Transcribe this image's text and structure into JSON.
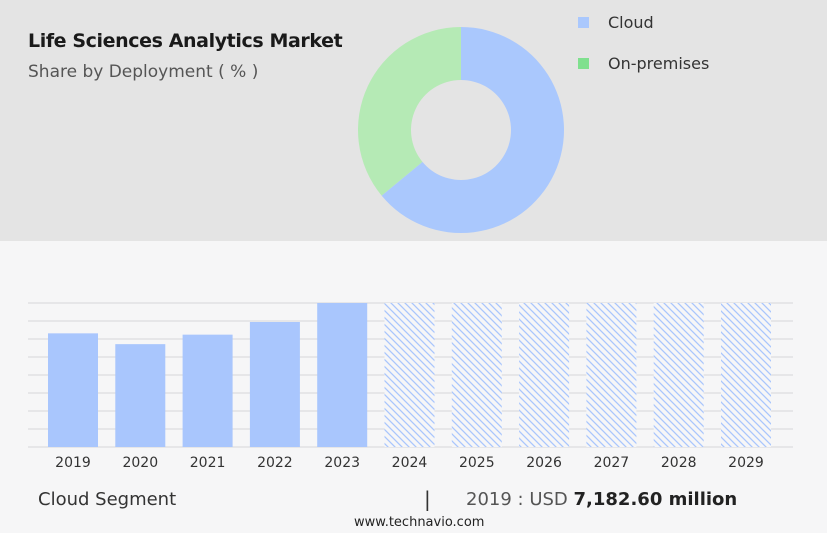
{
  "header": {
    "title": "Life Sciences Analytics Market",
    "subtitle": "Share by Deployment ( % )"
  },
  "chart_data": [
    {
      "type": "pie",
      "variant": "donut",
      "title": "Share by Deployment ( % )",
      "labels": [
        "Cloud",
        "On-premises"
      ],
      "values": [
        64,
        36
      ],
      "colors": [
        "#aac8fd",
        "#b5eab5"
      ],
      "legend_swatch_colors": [
        "#aac8fd",
        "#7fe08e"
      ],
      "legend": "right"
    },
    {
      "type": "bar",
      "categories": [
        "2019",
        "2020",
        "2021",
        "2022",
        "2023",
        "2024",
        "2025",
        "2026",
        "2027",
        "2028",
        "2029"
      ],
      "values": [
        7182.6,
        6500,
        7100,
        7900,
        9100,
        null,
        null,
        null,
        null,
        null,
        null
      ],
      "forecast_categories": [
        "2024",
        "2025",
        "2026",
        "2027",
        "2028",
        "2029"
      ],
      "forecast_style": "hatched",
      "ylim": [
        0,
        9100
      ],
      "grid": true,
      "bar_color": "#a9c6fd",
      "hatch_color": "#a9c6fd"
    }
  ],
  "footer": {
    "segment_label": "Cloud Segment",
    "separator": "|",
    "value_prefix": "2019 : USD",
    "value_bold": "7,182.60 million",
    "url": "www.technavio.com"
  }
}
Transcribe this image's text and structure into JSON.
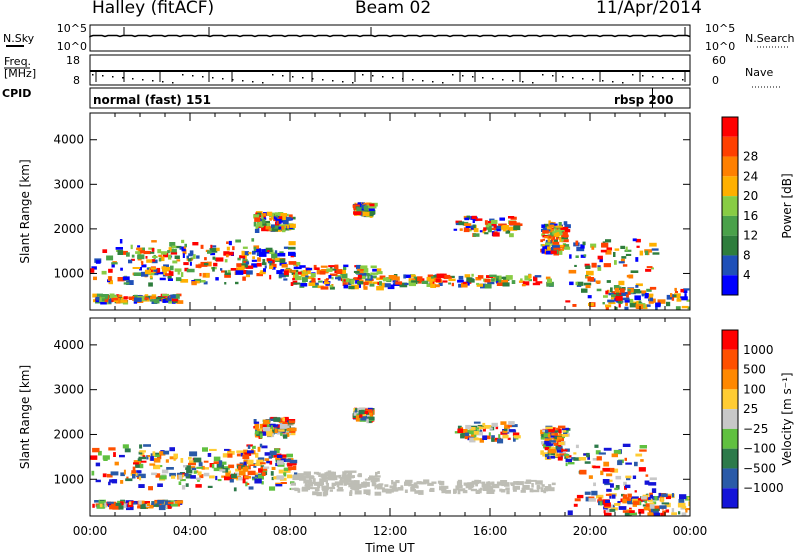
{
  "header": {
    "site": "Halley (fitACF)",
    "beam": "Beam 02",
    "date": "11/Apr/2014"
  },
  "colors": {
    "power_scale": [
      "#0000ff",
      "#1f50b8",
      "#2e7d3c",
      "#4aa14a",
      "#88cc44",
      "#ffb000",
      "#ff8000",
      "#ff4000",
      "#ff0000"
    ],
    "velocity_scale": [
      "#1414d8",
      "#2a5aa8",
      "#2d7a4a",
      "#60c040",
      "#c8c8c8",
      "#ffcc33",
      "#ff8800",
      "#ff5000",
      "#ff0000"
    ],
    "ground_scatter": "#bdbdb5"
  },
  "chart_data": [
    {
      "type": "line",
      "name": "status_panel_sky_search",
      "left_label": "N.Sky",
      "right_label": "N.Search",
      "left_ticks": [
        "10^5",
        "10^0"
      ],
      "right_ticks": [
        "10^5",
        "10^0"
      ]
    },
    {
      "type": "line",
      "name": "status_panel_freq_nave",
      "left_label": "Freq. [MHz]",
      "right_label": "Nave",
      "left_ticks": [
        "18",
        "8"
      ],
      "right_ticks": [
        "60",
        "0"
      ]
    },
    {
      "type": "table",
      "name": "cpid_panel",
      "label": "CPID",
      "entries": [
        {
          "text": "normal (fast) 151",
          "from_hour": 0,
          "to_hour": 22.5
        },
        {
          "text": "rbsp 200",
          "from_hour": 22.5,
          "to_hour": 24
        }
      ]
    },
    {
      "type": "heatmap",
      "name": "power",
      "ylabel": "Slant Range [km]",
      "yticks": [
        1000,
        2000,
        3000,
        4000
      ],
      "ylim": [
        180,
        4600
      ],
      "colorbar_label": "Power [dB]",
      "colorbar_ticks": [
        4,
        8,
        12,
        16,
        20,
        24,
        28
      ]
    },
    {
      "type": "heatmap",
      "name": "velocity",
      "xlabel": "Time UT",
      "ylabel": "Slant Range [km]",
      "xticks": [
        "00:00",
        "04:00",
        "08:00",
        "12:00",
        "16:00",
        "20:00",
        "00:00"
      ],
      "xlim": [
        0,
        24
      ],
      "yticks": [
        1000,
        2000,
        3000,
        4000
      ],
      "ylim": [
        180,
        4600
      ],
      "colorbar_label": "Velocity [m s⁻¹]",
      "colorbar_ticks": [
        "1000",
        "500",
        "100",
        "25",
        "−25",
        "−100",
        "−500",
        "−1000"
      ]
    }
  ]
}
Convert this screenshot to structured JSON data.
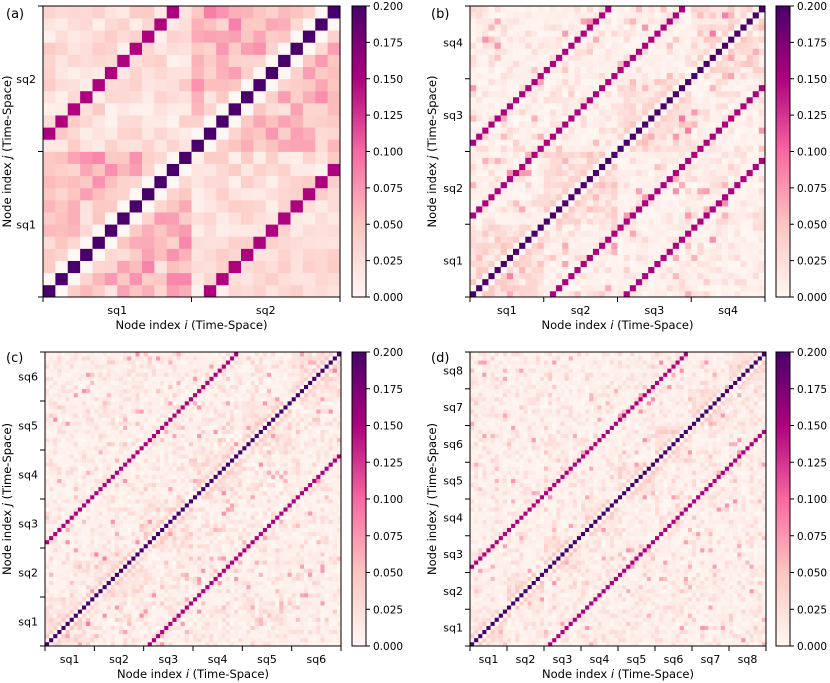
{
  "chart_data": [
    {
      "panel_label": "(a)",
      "type": "heatmap",
      "n": 24,
      "blocks": [
        "sq1",
        "sq2"
      ],
      "xlabel_main": "Node index ",
      "xlabel_var": "i",
      "xlabel_suffix": " (Time-Space)",
      "ylabel_main": "Node index ",
      "ylabel_var": "j",
      "ylabel_suffix": " (Time-Space)",
      "colorbar_ticks": [
        "0.000",
        "0.025",
        "0.050",
        "0.075",
        "0.100",
        "0.125",
        "0.150",
        "0.175",
        "0.200"
      ],
      "vmin": 0.0,
      "vmax": 0.2
    },
    {
      "panel_label": "(b)",
      "type": "heatmap",
      "n": 48,
      "blocks": [
        "sq1",
        "sq2",
        "sq3",
        "sq4"
      ],
      "xlabel_main": "Node index ",
      "xlabel_var": "i",
      "xlabel_suffix": " (Time-Space)",
      "ylabel_main": "Node index ",
      "ylabel_var": "j",
      "ylabel_suffix": " (Time-Space)",
      "colorbar_ticks": [
        "0.000",
        "0.025",
        "0.050",
        "0.075",
        "0.100",
        "0.125",
        "0.150",
        "0.175",
        "0.200"
      ],
      "vmin": 0.0,
      "vmax": 0.2
    },
    {
      "panel_label": "(c)",
      "type": "heatmap",
      "n": 72,
      "blocks": [
        "sq1",
        "sq2",
        "sq3",
        "sq4",
        "sq5",
        "sq6"
      ],
      "xlabel_main": "Node index ",
      "xlabel_var": "i",
      "xlabel_suffix": " (Time-Space)",
      "ylabel_main": "Node index ",
      "ylabel_var": "j",
      "ylabel_suffix": " (Time-Space)",
      "colorbar_ticks": [
        "0.000",
        "0.025",
        "0.050",
        "0.075",
        "0.100",
        "0.125",
        "0.150",
        "0.175",
        "0.200"
      ],
      "vmin": 0.0,
      "vmax": 0.2
    },
    {
      "panel_label": "(d)",
      "type": "heatmap",
      "n": 72,
      "blocks": [
        "sq1",
        "sq2",
        "sq3",
        "sq4",
        "sq5",
        "sq6",
        "sq7",
        "sq8"
      ],
      "xlabel_main": "Node index ",
      "xlabel_var": "i",
      "xlabel_suffix": " (Time-Space)",
      "ylabel_main": "Node index ",
      "ylabel_var": "j",
      "ylabel_suffix": " (Time-Space)",
      "colorbar_ticks": [
        "0.000",
        "0.025",
        "0.050",
        "0.075",
        "0.100",
        "0.125",
        "0.150",
        "0.175",
        "0.200"
      ],
      "vmin": 0.0,
      "vmax": 0.2
    }
  ],
  "colormap": [
    "#fff7f3",
    "#fcc5c0",
    "#f768a1",
    "#ae017e",
    "#49006a"
  ]
}
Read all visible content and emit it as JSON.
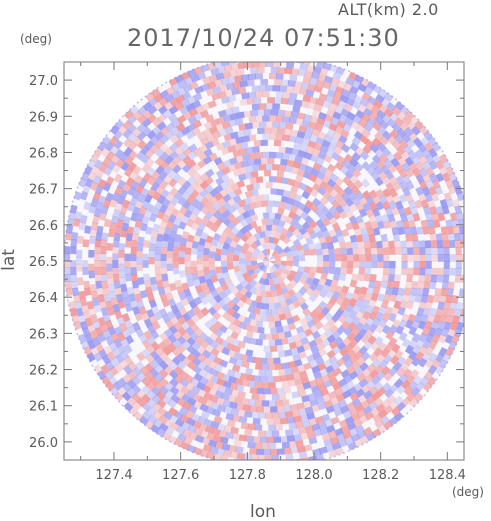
{
  "header": {
    "alt_label": "ALT(km) 2.0",
    "timestamp": "2017/10/24 07:51:30"
  },
  "colors": {
    "positive": "#f08c8c",
    "negative": "#8c8cf0",
    "frame": "#777777"
  },
  "chart_data": {
    "type": "heatmap",
    "title": "2017/10/24 07:51:30",
    "subtitle": "ALT(km) 2.0",
    "xlabel": "lon",
    "ylabel": "lat",
    "x_unit": "(deg)",
    "y_unit": "(deg)",
    "xlim": [
      127.25,
      128.45
    ],
    "ylim": [
      25.95,
      27.05
    ],
    "x_ticks": [
      {
        "value": 127.4,
        "label": "127.4"
      },
      {
        "value": 127.6,
        "label": "127.6"
      },
      {
        "value": 127.8,
        "label": "127.8"
      },
      {
        "value": 128.0,
        "label": "128.0"
      },
      {
        "value": 128.2,
        "label": "128.2"
      },
      {
        "value": 128.4,
        "label": "128.4"
      }
    ],
    "y_ticks": [
      {
        "value": 26.0,
        "label": "26.0"
      },
      {
        "value": 26.1,
        "label": "26.1"
      },
      {
        "value": 26.2,
        "label": "26.2"
      },
      {
        "value": 26.3,
        "label": "26.3"
      },
      {
        "value": 26.4,
        "label": "26.4"
      },
      {
        "value": 26.5,
        "label": "26.5"
      },
      {
        "value": 26.6,
        "label": "26.6"
      },
      {
        "value": 26.7,
        "label": "26.7"
      },
      {
        "value": 26.8,
        "label": "26.8"
      },
      {
        "value": 26.9,
        "label": "26.9"
      },
      {
        "value": 27.0,
        "label": "27.0"
      }
    ],
    "radar_center": {
      "lon": 127.865,
      "lat": 26.5
    },
    "radar_range_deg": {
      "lon": 0.615,
      "lat": 0.57
    },
    "color_scale": "diverging red-white-blue (no legend shown)",
    "grid": false
  }
}
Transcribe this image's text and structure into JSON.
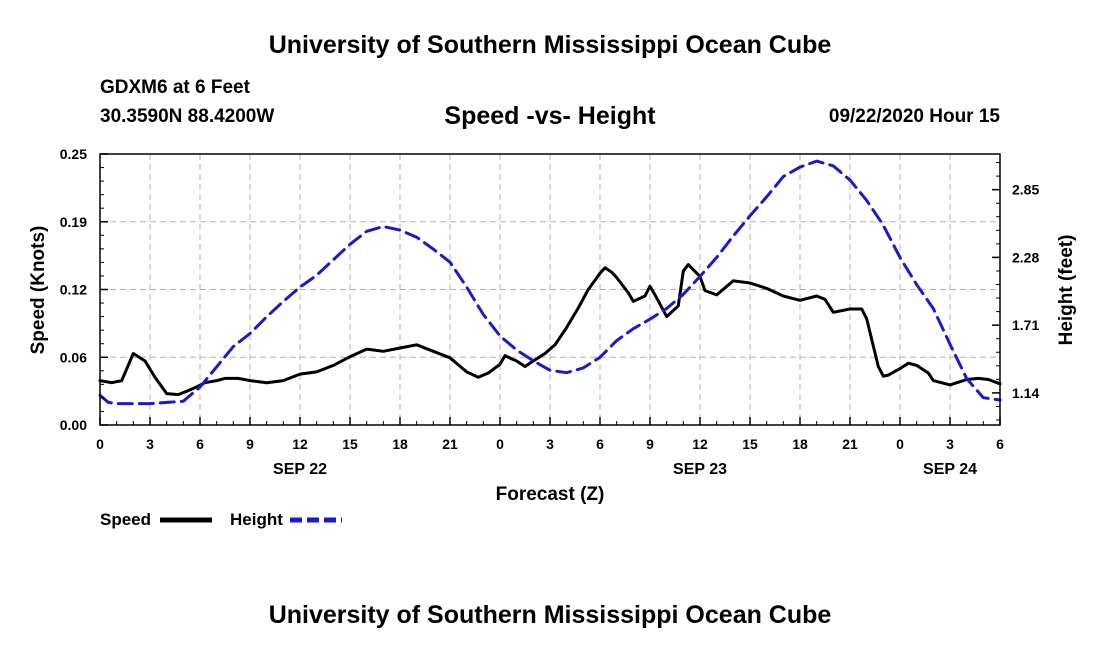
{
  "header": {
    "top_title": "University of Southern Mississippi Ocean Cube",
    "station": "GDXM6 at 6 Feet",
    "coords": "30.3590N 88.4200W",
    "subtitle": "Speed -vs- Height",
    "datetime": "09/22/2020 Hour 15",
    "bottom_title": "University of Southern Mississippi Ocean Cube"
  },
  "colors": {
    "speed": "#000000",
    "height": "#1a1ad0",
    "grid": "#b4b4b4"
  },
  "chart_data": {
    "type": "line",
    "title": "Speed -vs- Height",
    "xlabel": "Forecast (Z)",
    "ylabel_left": "Speed (Knots)",
    "ylabel_right": "Height (feet)",
    "x_range": [
      0,
      54
    ],
    "x_ticks": [
      0,
      3,
      6,
      9,
      12,
      15,
      18,
      21,
      24,
      27,
      30,
      33,
      36,
      39,
      42,
      45,
      48,
      51,
      54
    ],
    "x_tick_labels": [
      "0",
      "3",
      "6",
      "9",
      "12",
      "15",
      "18",
      "21",
      "0",
      "3",
      "6",
      "9",
      "12",
      "15",
      "18",
      "21",
      "0",
      "3",
      "6"
    ],
    "day_labels": [
      {
        "x": 12,
        "label": "SEP 22"
      },
      {
        "x": 36,
        "label": "SEP 23"
      },
      {
        "x": 51,
        "label": "SEP 24"
      }
    ],
    "left_axis": {
      "range": [
        0,
        0.25
      ],
      "ticks": [
        0,
        0.0625,
        0.125,
        0.1875,
        0.25
      ],
      "tick_labels": [
        "0.00",
        "0.06",
        "0.12",
        "0.19",
        "0.25"
      ]
    },
    "right_axis": {
      "range": [
        0.87,
        3.15
      ],
      "ticks": [
        1.14,
        1.71,
        2.28,
        2.85
      ],
      "tick_labels": [
        "1.14",
        "1.71",
        "2.28",
        "2.85"
      ]
    },
    "grid": true,
    "series": [
      {
        "name": "Speed",
        "axis": "left",
        "style": "solid",
        "x": [
          0,
          0.7,
          1.3,
          2,
          2.7,
          3.3,
          4,
          4.7,
          5.5,
          6.3,
          7,
          7.5,
          8.3,
          9,
          10,
          11,
          12,
          13,
          14,
          15,
          16,
          17,
          18,
          19,
          20,
          21,
          22,
          22.7,
          23.3,
          24,
          24.3,
          24.7,
          25,
          25.5,
          26,
          26.7,
          27.3,
          28,
          28.7,
          29.3,
          30,
          30.3,
          30.7,
          31,
          31.7,
          32,
          32.7,
          33,
          33.3,
          34,
          34.7,
          35,
          35.3,
          36,
          36.3,
          37,
          38,
          39,
          40,
          41,
          42,
          43,
          43.5,
          44,
          45,
          45.7,
          46,
          46.7,
          47,
          47.3,
          48,
          48.5,
          49,
          49.7,
          50,
          51,
          52,
          52.7,
          53.3,
          54
        ],
        "values": [
          0.041,
          0.039,
          0.041,
          0.066,
          0.059,
          0.044,
          0.029,
          0.028,
          0.033,
          0.039,
          0.041,
          0.043,
          0.043,
          0.041,
          0.039,
          0.041,
          0.047,
          0.049,
          0.055,
          0.063,
          0.07,
          0.068,
          0.071,
          0.074,
          0.068,
          0.062,
          0.049,
          0.044,
          0.048,
          0.056,
          0.064,
          0.061,
          0.059,
          0.054,
          0.059,
          0.066,
          0.074,
          0.09,
          0.108,
          0.125,
          0.14,
          0.145,
          0.141,
          0.136,
          0.122,
          0.114,
          0.119,
          0.128,
          0.12,
          0.1,
          0.11,
          0.142,
          0.148,
          0.137,
          0.124,
          0.12,
          0.133,
          0.131,
          0.126,
          0.119,
          0.115,
          0.119,
          0.116,
          0.104,
          0.107,
          0.107,
          0.098,
          0.054,
          0.045,
          0.046,
          0.052,
          0.057,
          0.055,
          0.048,
          0.041,
          0.037,
          0.042,
          0.043,
          0.042,
          0.038
        ]
      },
      {
        "name": "Height",
        "axis": "right",
        "style": "dashed",
        "x": [
          0,
          0.5,
          1,
          2,
          3,
          4,
          5,
          6,
          7,
          8,
          9,
          10,
          11,
          12,
          13,
          14,
          15,
          16,
          17,
          18,
          19,
          20,
          21,
          22,
          23,
          24,
          25,
          26,
          27,
          28,
          29,
          30,
          31,
          32,
          33,
          34,
          35,
          36,
          37,
          38,
          39,
          40,
          41,
          42,
          43,
          44,
          45,
          46,
          47,
          48,
          49,
          50,
          51,
          52,
          53,
          54
        ],
        "values": [
          1.12,
          1.06,
          1.05,
          1.05,
          1.05,
          1.06,
          1.07,
          1.19,
          1.36,
          1.53,
          1.64,
          1.78,
          1.91,
          2.03,
          2.13,
          2.26,
          2.39,
          2.5,
          2.54,
          2.51,
          2.45,
          2.35,
          2.24,
          2.03,
          1.8,
          1.62,
          1.5,
          1.41,
          1.33,
          1.31,
          1.35,
          1.44,
          1.58,
          1.68,
          1.76,
          1.85,
          1.97,
          2.12,
          2.28,
          2.46,
          2.63,
          2.79,
          2.96,
          3.04,
          3.09,
          3.05,
          2.93,
          2.76,
          2.55,
          2.28,
          2.05,
          1.85,
          1.55,
          1.26,
          1.1,
          1.08
        ]
      }
    ],
    "legend": [
      {
        "name": "Speed",
        "style": "solid"
      },
      {
        "name": "Height",
        "style": "dashed"
      }
    ]
  }
}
^^^^^^^^
_OBJECTIVE_. Copy all lines from the listing that contain "Share".

_EXERCISE ANSWER_.
    "subtitle": "Share by Deployment ( % )"
      "title": "Share by Deployment ( % )",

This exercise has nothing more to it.